* [WHAT YOU WILL DO]:
For this exercise, copy out each line of the material below that includes "JSON".

[Dataset records]
################

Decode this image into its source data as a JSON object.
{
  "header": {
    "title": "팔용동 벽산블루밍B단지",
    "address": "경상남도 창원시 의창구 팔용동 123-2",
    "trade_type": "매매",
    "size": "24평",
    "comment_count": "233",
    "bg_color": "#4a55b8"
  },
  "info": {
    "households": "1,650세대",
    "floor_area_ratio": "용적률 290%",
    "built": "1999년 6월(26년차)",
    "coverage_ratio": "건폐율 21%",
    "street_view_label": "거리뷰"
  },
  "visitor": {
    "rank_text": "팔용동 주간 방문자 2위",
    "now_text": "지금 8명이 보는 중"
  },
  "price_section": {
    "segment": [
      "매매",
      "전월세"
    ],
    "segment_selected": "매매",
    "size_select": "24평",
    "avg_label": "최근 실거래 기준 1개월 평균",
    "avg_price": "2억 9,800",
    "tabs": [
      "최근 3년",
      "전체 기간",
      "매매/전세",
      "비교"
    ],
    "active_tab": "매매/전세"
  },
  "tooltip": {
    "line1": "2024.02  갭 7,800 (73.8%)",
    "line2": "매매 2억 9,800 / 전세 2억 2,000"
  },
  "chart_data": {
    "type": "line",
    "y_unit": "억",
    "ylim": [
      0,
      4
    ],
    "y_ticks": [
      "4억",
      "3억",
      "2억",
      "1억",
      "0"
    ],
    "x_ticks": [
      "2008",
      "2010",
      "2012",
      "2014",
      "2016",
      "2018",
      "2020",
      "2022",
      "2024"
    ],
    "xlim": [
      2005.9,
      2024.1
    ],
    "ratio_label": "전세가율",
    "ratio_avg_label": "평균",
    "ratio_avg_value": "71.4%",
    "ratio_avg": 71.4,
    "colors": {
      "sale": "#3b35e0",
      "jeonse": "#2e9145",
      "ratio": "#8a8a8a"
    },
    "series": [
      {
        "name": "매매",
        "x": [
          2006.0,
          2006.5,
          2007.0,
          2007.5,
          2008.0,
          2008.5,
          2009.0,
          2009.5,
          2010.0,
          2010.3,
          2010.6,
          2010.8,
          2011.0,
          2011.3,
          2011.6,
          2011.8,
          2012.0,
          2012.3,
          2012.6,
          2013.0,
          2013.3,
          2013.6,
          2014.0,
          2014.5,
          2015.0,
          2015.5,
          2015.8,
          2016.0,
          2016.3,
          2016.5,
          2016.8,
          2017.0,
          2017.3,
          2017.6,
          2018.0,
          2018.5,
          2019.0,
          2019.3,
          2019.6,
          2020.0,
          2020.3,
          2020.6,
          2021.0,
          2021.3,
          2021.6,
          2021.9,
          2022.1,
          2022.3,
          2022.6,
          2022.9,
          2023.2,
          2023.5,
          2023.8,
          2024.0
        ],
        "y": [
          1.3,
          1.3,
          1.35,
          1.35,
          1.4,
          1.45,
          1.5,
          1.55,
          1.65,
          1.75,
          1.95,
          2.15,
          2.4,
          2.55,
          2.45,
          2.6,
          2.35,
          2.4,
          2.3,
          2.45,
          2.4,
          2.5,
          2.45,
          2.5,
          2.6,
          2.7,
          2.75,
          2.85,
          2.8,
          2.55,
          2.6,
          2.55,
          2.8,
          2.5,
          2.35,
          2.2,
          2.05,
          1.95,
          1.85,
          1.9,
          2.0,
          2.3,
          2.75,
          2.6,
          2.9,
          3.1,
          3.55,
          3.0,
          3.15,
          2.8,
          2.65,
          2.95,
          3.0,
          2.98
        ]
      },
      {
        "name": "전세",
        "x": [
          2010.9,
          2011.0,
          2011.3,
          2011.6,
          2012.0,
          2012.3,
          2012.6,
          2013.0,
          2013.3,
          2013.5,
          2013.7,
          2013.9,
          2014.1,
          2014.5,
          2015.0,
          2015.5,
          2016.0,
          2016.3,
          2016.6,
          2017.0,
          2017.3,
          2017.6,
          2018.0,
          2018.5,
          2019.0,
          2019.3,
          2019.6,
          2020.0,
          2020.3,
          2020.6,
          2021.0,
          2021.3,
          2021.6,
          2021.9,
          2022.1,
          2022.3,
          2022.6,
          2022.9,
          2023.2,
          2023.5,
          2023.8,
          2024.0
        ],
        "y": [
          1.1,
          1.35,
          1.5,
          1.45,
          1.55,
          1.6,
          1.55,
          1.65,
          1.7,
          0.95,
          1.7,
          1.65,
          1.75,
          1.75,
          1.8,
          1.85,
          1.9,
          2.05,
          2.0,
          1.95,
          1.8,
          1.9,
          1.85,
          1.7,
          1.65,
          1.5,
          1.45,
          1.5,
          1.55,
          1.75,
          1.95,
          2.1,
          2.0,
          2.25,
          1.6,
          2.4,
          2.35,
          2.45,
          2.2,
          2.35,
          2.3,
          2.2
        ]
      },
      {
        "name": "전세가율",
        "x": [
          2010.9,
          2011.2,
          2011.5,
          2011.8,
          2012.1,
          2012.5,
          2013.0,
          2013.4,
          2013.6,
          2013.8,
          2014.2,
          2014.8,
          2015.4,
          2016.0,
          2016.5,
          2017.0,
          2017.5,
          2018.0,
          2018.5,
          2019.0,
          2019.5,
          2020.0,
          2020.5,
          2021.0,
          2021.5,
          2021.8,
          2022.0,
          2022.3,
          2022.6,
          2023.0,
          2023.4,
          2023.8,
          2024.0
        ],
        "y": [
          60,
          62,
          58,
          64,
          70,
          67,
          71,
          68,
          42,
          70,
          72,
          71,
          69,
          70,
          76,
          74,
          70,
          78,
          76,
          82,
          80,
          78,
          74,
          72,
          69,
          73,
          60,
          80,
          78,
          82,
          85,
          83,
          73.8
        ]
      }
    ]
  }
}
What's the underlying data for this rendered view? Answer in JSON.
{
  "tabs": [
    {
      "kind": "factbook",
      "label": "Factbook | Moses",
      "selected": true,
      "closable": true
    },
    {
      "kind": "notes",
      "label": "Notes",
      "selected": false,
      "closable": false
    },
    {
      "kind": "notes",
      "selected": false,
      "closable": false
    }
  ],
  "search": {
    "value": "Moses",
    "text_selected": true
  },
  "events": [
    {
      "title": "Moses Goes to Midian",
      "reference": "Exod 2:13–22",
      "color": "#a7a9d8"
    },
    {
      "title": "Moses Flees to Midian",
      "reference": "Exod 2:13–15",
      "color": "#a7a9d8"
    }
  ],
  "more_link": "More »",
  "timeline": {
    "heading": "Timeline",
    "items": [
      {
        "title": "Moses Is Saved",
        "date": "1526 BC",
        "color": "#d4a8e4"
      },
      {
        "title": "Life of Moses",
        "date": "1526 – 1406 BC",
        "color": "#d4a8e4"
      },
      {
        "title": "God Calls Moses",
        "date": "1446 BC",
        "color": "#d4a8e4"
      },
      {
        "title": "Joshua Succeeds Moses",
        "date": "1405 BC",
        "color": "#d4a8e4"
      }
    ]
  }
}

################

* [ANSWER FOR THE TASK]:
Decode this image into its source data as a JSON object.
What's the underlying data for this rendered view? Answer in JSON.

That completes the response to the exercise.